╭──

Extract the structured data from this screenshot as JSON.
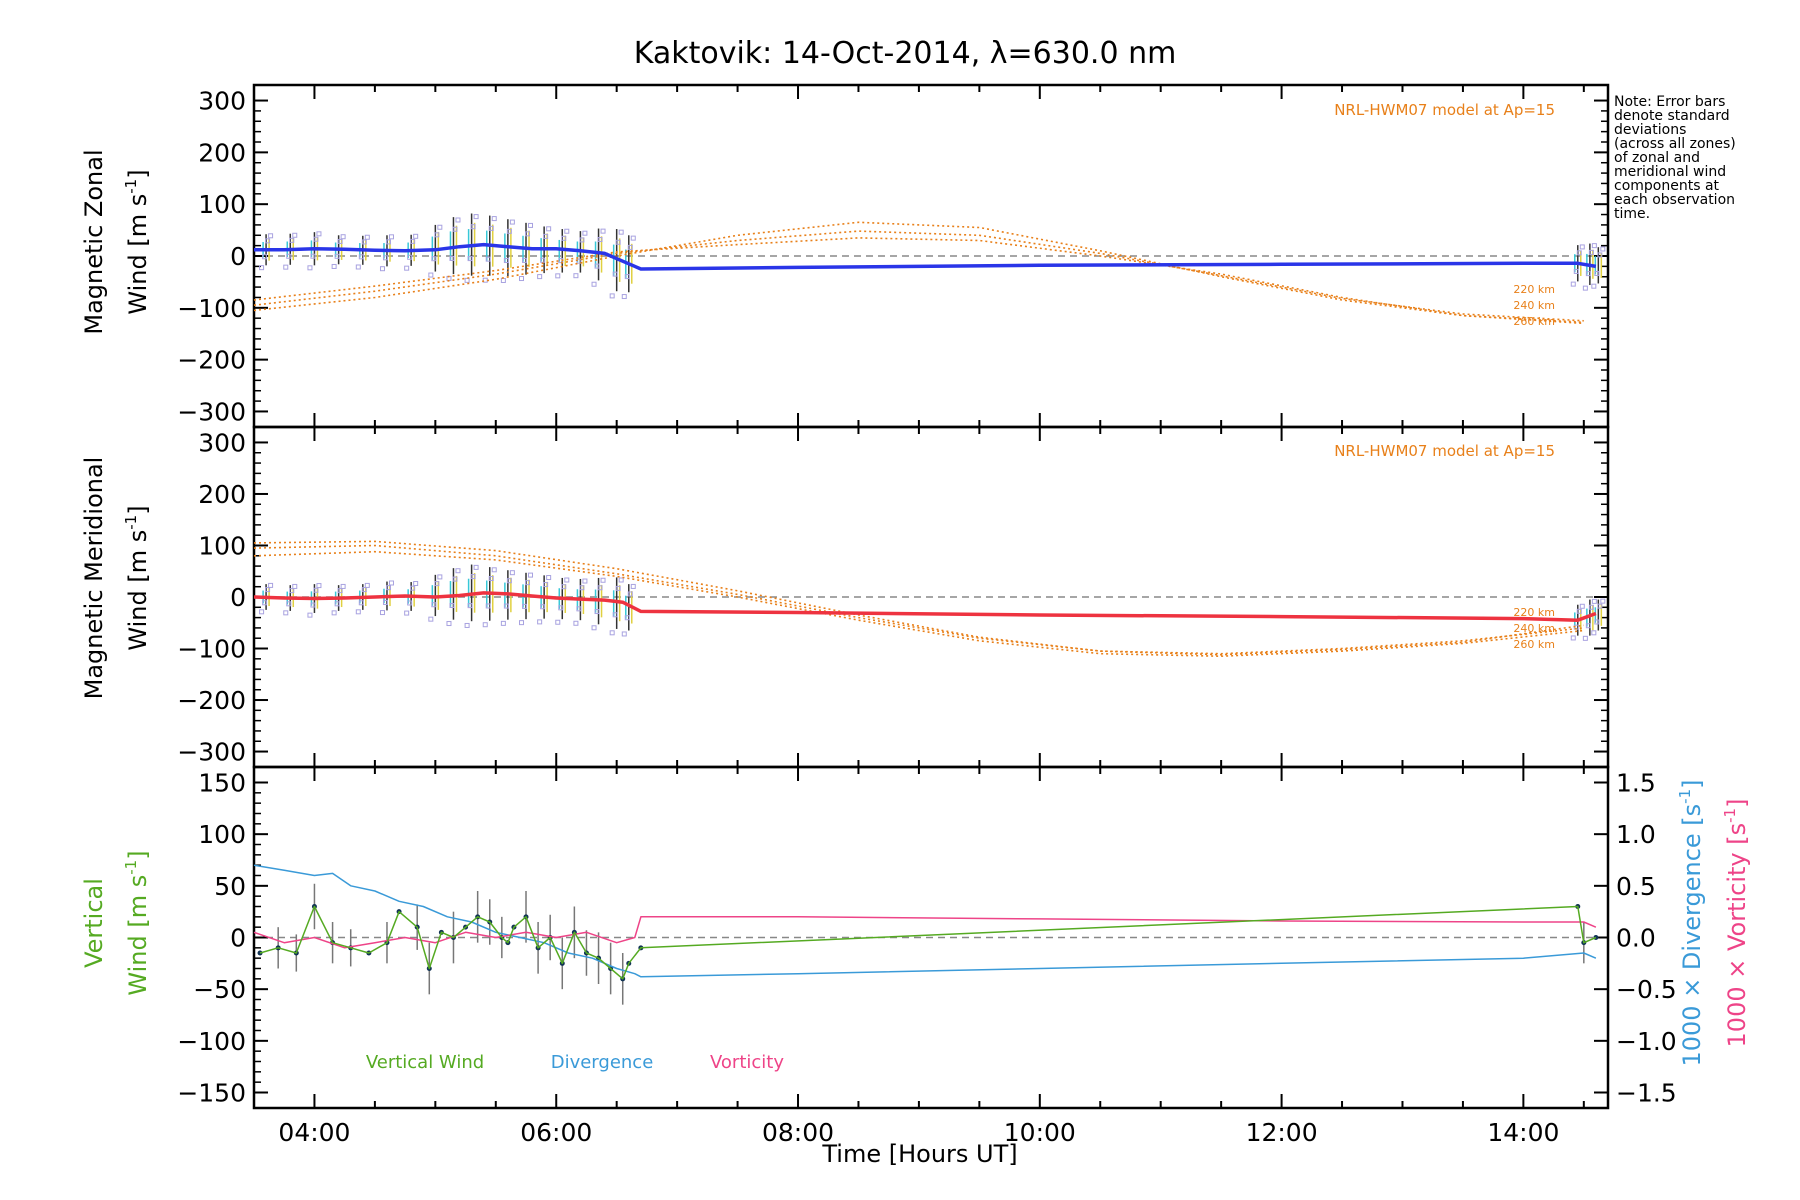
{
  "title": "Kaktovik: 14-Oct-2014, λ=630.0 nm",
  "note_lines": [
    "Note: Error bars",
    "denote standard",
    "deviations",
    "(across all zones)",
    "of zonal and",
    "meridional wind",
    "components at",
    "each observation",
    "time."
  ],
  "colors": {
    "zonal": "#2a35e8",
    "meridional": "#ee3340",
    "model": "#e8801a",
    "vertical": "#55aa22",
    "divergence": "#3a9ad8",
    "vorticity": "#ee4488",
    "scatter": "#a8a2e0",
    "cyan": "#38c8d8",
    "zero": "#888888"
  },
  "chart_data": [
    {
      "type": "line",
      "panel": "zonal",
      "ylabel_line1": "Magnetic Zonal",
      "ylabel_line2": "Wind [m s",
      "ylabel_sup": "-1",
      "ylabel_close": "]",
      "ylim": [
        -330,
        330
      ],
      "yticks": [
        "300",
        "200",
        "100",
        "0",
        "−100",
        "−200",
        "−300"
      ],
      "ytick_values": [
        300,
        200,
        100,
        0,
        -100,
        -200,
        -300
      ],
      "model_label": "NRL-HWM07 model at Ap=15",
      "altitudes": [
        "220 km",
        "240 km",
        "260 km"
      ],
      "model_series": [
        {
          "name": "220 km",
          "x": [
            3.5,
            4.5,
            5.5,
            6.5,
            7.5,
            8.5,
            9.5,
            10.5,
            11.5,
            12.5,
            13.5,
            14.5
          ],
          "y": [
            -105,
            -80,
            -45,
            0,
            40,
            65,
            55,
            10,
            -40,
            -85,
            -115,
            -128
          ]
        },
        {
          "name": "240 km",
          "x": [
            3.5,
            4.5,
            5.5,
            6.5,
            7.5,
            8.5,
            9.5,
            10.5,
            11.5,
            12.5,
            13.5,
            14.5
          ],
          "y": [
            -95,
            -68,
            -35,
            5,
            30,
            48,
            40,
            5,
            -38,
            -82,
            -112,
            -125
          ]
        },
        {
          "name": "260 km",
          "x": [
            3.5,
            4.5,
            5.5,
            6.5,
            7.5,
            8.5,
            9.5,
            10.5,
            11.5,
            12.5,
            13.5,
            14.5
          ],
          "y": [
            -85,
            -58,
            -28,
            8,
            22,
            35,
            30,
            0,
            -35,
            -80,
            -115,
            -130
          ]
        }
      ],
      "series": [
        {
          "name": "zonal",
          "x": [
            3.5,
            3.75,
            4.0,
            4.25,
            4.5,
            4.75,
            5.0,
            5.2,
            5.4,
            5.6,
            5.8,
            6.0,
            6.2,
            6.4,
            6.55,
            6.7,
            8.0,
            10.0,
            12.0,
            14.0,
            14.45,
            14.6
          ],
          "y": [
            12,
            12,
            14,
            13,
            11,
            10,
            12,
            18,
            22,
            18,
            14,
            14,
            10,
            5,
            -10,
            -25,
            -22,
            -18,
            -16,
            -14,
            -14,
            -20
          ]
        }
      ],
      "error_bars": {
        "x": [
          3.6,
          3.8,
          4.0,
          4.2,
          4.4,
          4.6,
          4.8,
          5.0,
          5.15,
          5.3,
          5.45,
          5.6,
          5.75,
          5.9,
          6.05,
          6.2,
          6.35,
          6.5,
          6.6,
          14.45,
          14.55,
          14.62
        ],
        "y": [
          12,
          13,
          14,
          12,
          11,
          10,
          11,
          15,
          20,
          22,
          20,
          16,
          14,
          12,
          10,
          8,
          3,
          -8,
          -15,
          -14,
          -16,
          -18
        ],
        "sd": [
          30,
          30,
          32,
          28,
          28,
          30,
          30,
          45,
          55,
          60,
          58,
          55,
          50,
          45,
          42,
          40,
          50,
          60,
          55,
          35,
          40,
          35
        ]
      }
    },
    {
      "type": "line",
      "panel": "meridional",
      "ylabel_line1": "Magnetic Meridional",
      "ylabel_line2": "Wind [m s",
      "ylabel_sup": "-1",
      "ylabel_close": "]",
      "ylim": [
        -330,
        330
      ],
      "yticks": [
        "300",
        "200",
        "100",
        "0",
        "−100",
        "−200",
        "−300"
      ],
      "ytick_values": [
        300,
        200,
        100,
        0,
        -100,
        -200,
        -300
      ],
      "model_label": "NRL-HWM07 model at Ap=15",
      "altitudes": [
        "220 km",
        "240 km",
        "260 km"
      ],
      "model_series": [
        {
          "name": "220 km",
          "x": [
            3.5,
            4.5,
            5.5,
            6.5,
            7.5,
            8.5,
            9.5,
            10.5,
            11.5,
            12.5,
            13.5,
            14.5
          ],
          "y": [
            95,
            100,
            80,
            45,
            5,
            -40,
            -80,
            -105,
            -110,
            -100,
            -85,
            -60
          ]
        },
        {
          "name": "240 km",
          "x": [
            3.5,
            4.5,
            5.5,
            6.5,
            7.5,
            8.5,
            9.5,
            10.5,
            11.5,
            12.5,
            13.5,
            14.5
          ],
          "y": [
            105,
            108,
            90,
            55,
            12,
            -35,
            -78,
            -105,
            -112,
            -102,
            -88,
            -55
          ]
        },
        {
          "name": "260 km",
          "x": [
            3.5,
            4.5,
            5.5,
            6.5,
            7.5,
            8.5,
            9.5,
            10.5,
            11.5,
            12.5,
            13.5,
            14.5
          ],
          "y": [
            80,
            88,
            72,
            40,
            0,
            -45,
            -85,
            -110,
            -115,
            -105,
            -90,
            -65
          ]
        }
      ],
      "series": [
        {
          "name": "meridional",
          "x": [
            3.5,
            3.75,
            4.0,
            4.25,
            4.5,
            4.75,
            5.0,
            5.2,
            5.4,
            5.6,
            5.8,
            6.0,
            6.2,
            6.4,
            6.55,
            6.7,
            8.0,
            10.0,
            12.0,
            14.0,
            14.45,
            14.6
          ],
          "y": [
            0,
            -2,
            -3,
            -2,
            0,
            2,
            0,
            3,
            8,
            6,
            2,
            -2,
            -4,
            -6,
            -10,
            -28,
            -30,
            -35,
            -38,
            -42,
            -45,
            -32
          ]
        }
      ],
      "error_bars": {
        "x": [
          3.6,
          3.8,
          4.0,
          4.2,
          4.4,
          4.6,
          4.8,
          5.0,
          5.15,
          5.3,
          5.45,
          5.6,
          5.75,
          5.9,
          6.05,
          6.2,
          6.35,
          6.5,
          6.6,
          14.45,
          14.55,
          14.62
        ],
        "y": [
          0,
          -2,
          -3,
          -2,
          0,
          2,
          1,
          3,
          6,
          8,
          6,
          4,
          2,
          0,
          -3,
          -5,
          -8,
          -12,
          -20,
          -45,
          -40,
          -35
        ],
        "sd": [
          25,
          25,
          28,
          25,
          25,
          28,
          28,
          40,
          50,
          55,
          52,
          48,
          45,
          42,
          40,
          40,
          45,
          50,
          45,
          30,
          35,
          30
        ]
      }
    },
    {
      "type": "line",
      "panel": "vertical",
      "ylabel_line1": "Vertical",
      "ylabel_line2": "Wind [m s",
      "ylabel_sup": "-1",
      "ylabel_close": "]",
      "ylim": [
        -165,
        165
      ],
      "yticks": [
        "150",
        "100",
        "50",
        "0",
        "−50",
        "−100",
        "−150"
      ],
      "ytick_values": [
        150,
        100,
        50,
        0,
        -50,
        -100,
        -150
      ],
      "y2lim": [
        -1.65,
        1.65
      ],
      "y2ticks": [
        "1.5",
        "1.0",
        "0.5",
        "0.0",
        "−0.5",
        "−1.0",
        "−1.5"
      ],
      "y2tick_values": [
        1.5,
        1.0,
        0.5,
        0.0,
        -0.5,
        -1.0,
        -1.5
      ],
      "y2label_div": "1000 × Divergence [s",
      "y2label_vor": "1000 × Vorticity [s",
      "y2label_sup": "-1",
      "y2label_close": "]",
      "legend": [
        "Vertical Wind",
        "Divergence",
        "Vorticity"
      ],
      "series": [
        {
          "name": "Vertical Wind",
          "x": [
            3.55,
            3.7,
            3.85,
            4.0,
            4.15,
            4.3,
            4.45,
            4.6,
            4.7,
            4.85,
            4.95,
            5.05,
            5.15,
            5.25,
            5.35,
            5.45,
            5.55,
            5.6,
            5.65,
            5.75,
            5.85,
            5.95,
            6.05,
            6.15,
            6.25,
            6.35,
            6.45,
            6.55,
            6.6,
            6.7,
            14.45,
            14.5,
            14.6
          ],
          "y": [
            -15,
            -10,
            -15,
            30,
            -5,
            -10,
            -15,
            -5,
            25,
            10,
            -30,
            5,
            0,
            10,
            20,
            15,
            0,
            -5,
            10,
            20,
            -10,
            0,
            -25,
            5,
            -15,
            -20,
            -30,
            -40,
            -25,
            -10,
            30,
            -5,
            0
          ]
        },
        {
          "name": "Divergence",
          "x": [
            3.5,
            3.75,
            4.0,
            4.15,
            4.3,
            4.5,
            4.7,
            4.9,
            5.1,
            5.3,
            5.5,
            5.7,
            5.9,
            6.1,
            6.3,
            6.5,
            6.65,
            6.7,
            8.0,
            10.0,
            12.0,
            14.0,
            14.5,
            14.6
          ],
          "y": [
            0.7,
            0.65,
            0.6,
            0.62,
            0.5,
            0.45,
            0.35,
            0.3,
            0.2,
            0.15,
            0.05,
            0.0,
            -0.05,
            -0.15,
            -0.2,
            -0.3,
            -0.35,
            -0.38,
            -0.35,
            -0.3,
            -0.25,
            -0.2,
            -0.15,
            -0.2
          ]
        },
        {
          "name": "Vorticity",
          "x": [
            3.5,
            3.75,
            4.0,
            4.25,
            4.5,
            4.75,
            5.0,
            5.25,
            5.5,
            5.75,
            6.0,
            6.25,
            6.5,
            6.65,
            6.7,
            8.0,
            10.0,
            12.0,
            14.0,
            14.5,
            14.6
          ],
          "y": [
            0.05,
            -0.05,
            0.0,
            -0.1,
            -0.05,
            0.0,
            -0.05,
            0.05,
            0.0,
            0.05,
            0.0,
            0.05,
            -0.05,
            0.0,
            0.2,
            0.2,
            0.18,
            0.16,
            0.15,
            0.15,
            0.1
          ]
        }
      ],
      "error_bars": {
        "x": [
          3.7,
          3.85,
          4.0,
          4.15,
          4.3,
          4.6,
          4.85,
          4.95,
          5.15,
          5.35,
          5.45,
          5.55,
          5.75,
          5.85,
          5.95,
          6.05,
          6.15,
          6.25,
          6.35,
          6.45,
          6.55,
          14.5
        ],
        "y": [
          -10,
          -15,
          30,
          -5,
          -10,
          -5,
          10,
          -30,
          0,
          20,
          15,
          0,
          20,
          -10,
          0,
          -25,
          5,
          -15,
          -20,
          -30,
          -40,
          -5
        ],
        "sd": [
          20,
          18,
          22,
          20,
          18,
          20,
          22,
          25,
          25,
          25,
          22,
          20,
          25,
          25,
          22,
          25,
          25,
          22,
          25,
          25,
          25,
          20
        ]
      }
    }
  ],
  "xaxis": {
    "xlim": [
      3.5,
      14.7
    ],
    "ticks": [
      "04:00",
      "06:00",
      "08:00",
      "10:00",
      "12:00",
      "14:00"
    ],
    "tick_values": [
      4,
      6,
      8,
      10,
      12,
      14
    ],
    "label": "Time [Hours UT]"
  }
}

╰──

● **Task to carry out**
Copy each line of the listing that contains the string "Magnetic".

● **Answer to this problem**
      "ylabel_line1": "Magnetic Zonal",
      "ylabel_line1": "Magnetic Meridional",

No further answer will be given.